*Given request*.
Without the images, print all the entries below exactly as given.

Data items:
'''

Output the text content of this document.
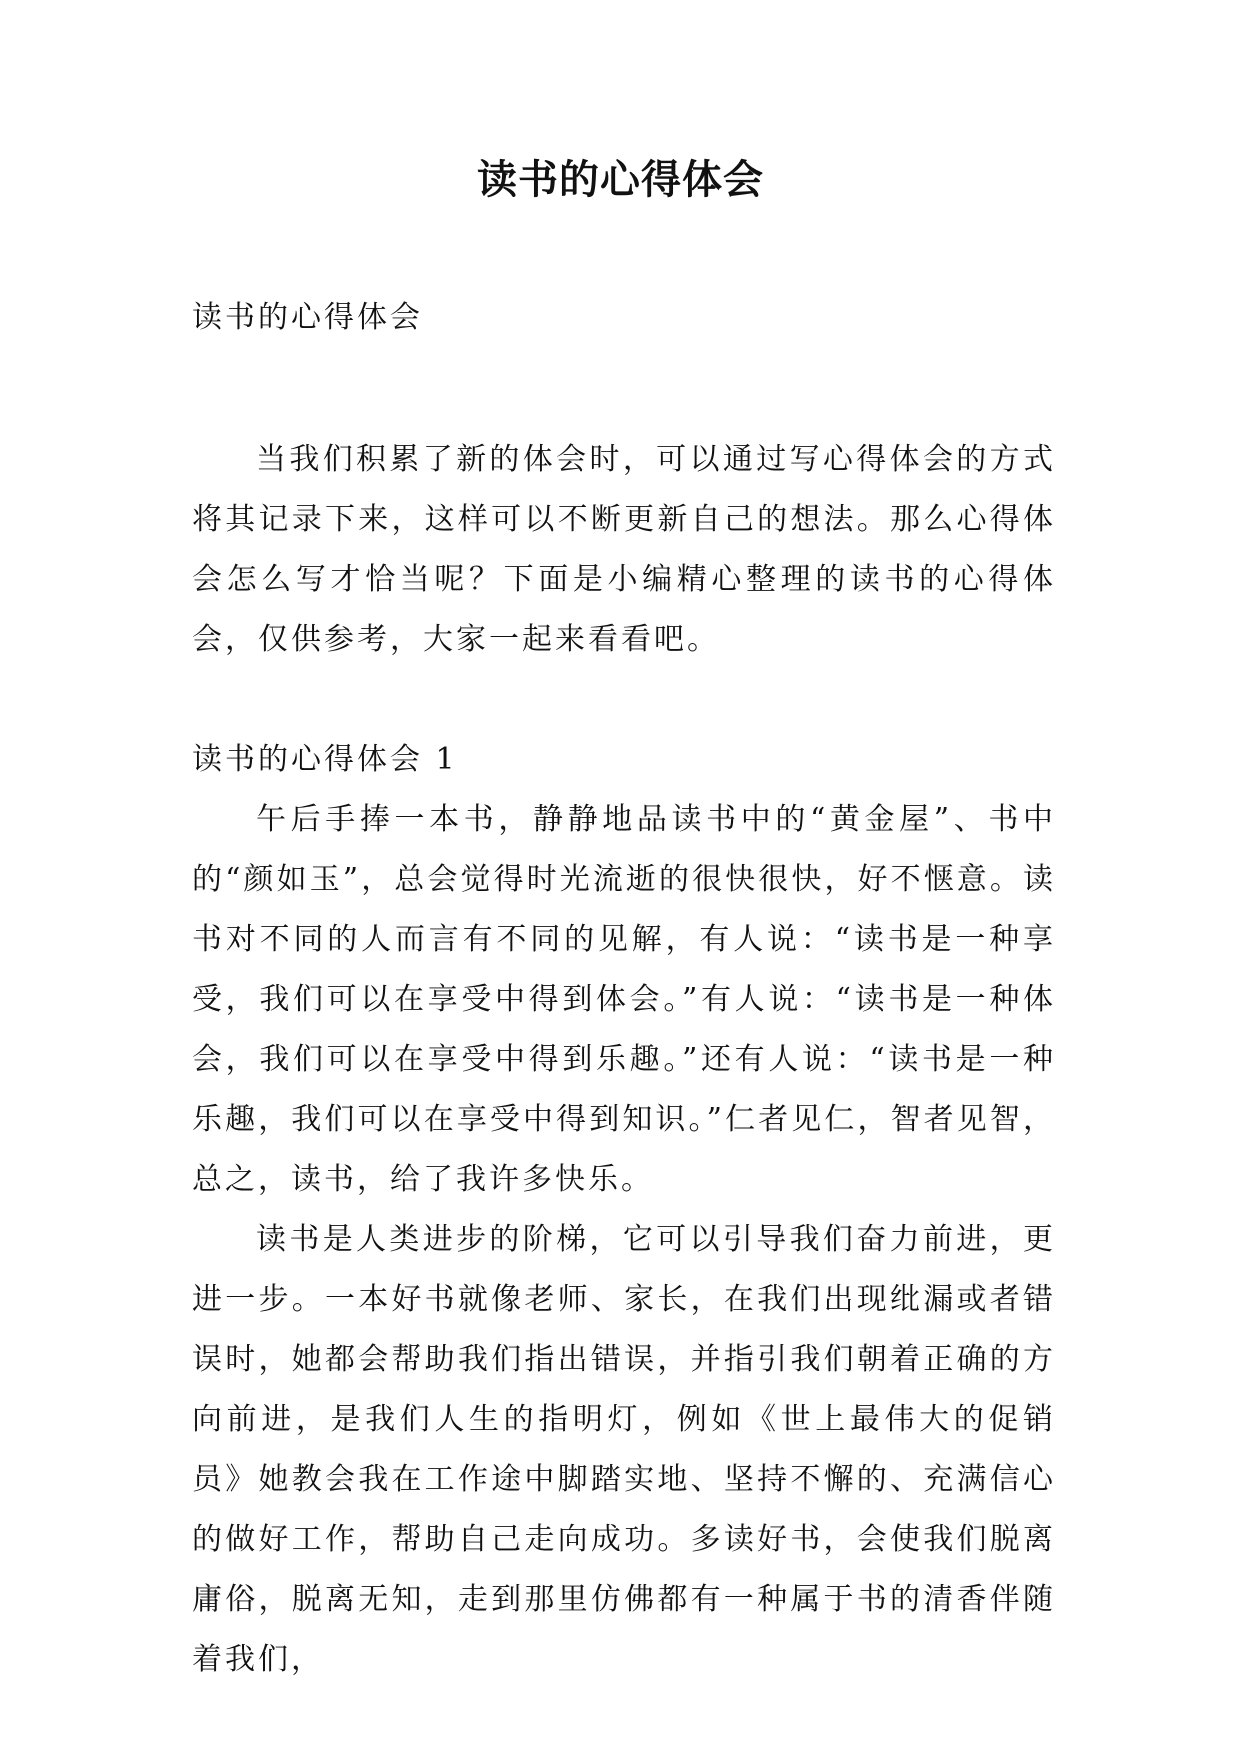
读书的心得体会

读书的心得体会

当我们积累了新的体会时，可以通过写心得体会的方式将其记录下来，这样可以不断更新自己的想法。那么心得体会怎么写才恰当呢？下面是小编精心整理的读书的心得体会，仅供参考，大家一起来看看吧。

读书的心得体会 1

午后手捧一本书，静静地品读书中的“黄金屋”、书中的“颜如玉”，总会觉得时光流逝的很快很快，好不惬意。读书对不同的人而言有不同的见解，有人说：“读书是一种享受，我们可以在享受中得到体会。”有人说：“读书是一种体会，我们可以在享受中得到乐趣。”还有人说：“读书是一种乐趣，我们可以在享受中得到知识。”仁者见仁，智者见智，总之，读书，给了我许多快乐。

读书是人类进步的阶梯，它可以引导我们奋力前进，更进一步。一本好书就像老师、家长，在我们出现纰漏或者错误时，她都会帮助我们指出错误，并指引我们朝着正确的方向前进，是我们人生的指明灯，例如《世上最伟大的促销员》她教会我在工作途中脚踏实地、坚持不懈的、充满信心的做好工作，帮助自己走向成功。多读好书，会使我们脱离庸俗，脱离无知，走到那里仿佛都有一种属于书的清香伴随着我们，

'''

*Output for this exercise*.
Output the text content of this document.
读书的心得体会

读书的心得体会

当我们积累了新的体会时，可以通过写心得体会的方式将其记录下来，这样可以不断更新自己的想法。那么心得体会怎么写才恰当呢？下面是小编精心整理的读书的心得体会，仅供参考，大家一起来看看吧。

读书的心得体会 1

午后手捧一本书，静静地品读书中的“黄金屋”、书中的“颜如玉”，总会觉得时光流逝的很快很快，好不惬意。读书对不同的人而言有不同的见解，有人说：“读书是一种享受，我们可以在享受中得到体会。”有人说：“读书是一种体会，我们可以在享受中得到乐趣。”还有人说：“读书是一种乐趣，我们可以在享受中得到知识。”仁者见仁，智者见智，总之，读书，给了我许多快乐。

读书是人类进步的阶梯，它可以引导我们奋力前进，更进一步。一本好书就像老师、家长，在我们出现纰漏或者错误时，她都会帮助我们指出错误，并指引我们朝着正确的方向前进，是我们人生的指明灯，例如《世上最伟大的促销员》她教会我在工作途中脚踏实地、坚持不懈的、充满信心的做好工作，帮助自己走向成功。多读好书，会使我们脱离庸俗，脱离无知，走到那里仿佛都有一种属于书的清香伴随着我们，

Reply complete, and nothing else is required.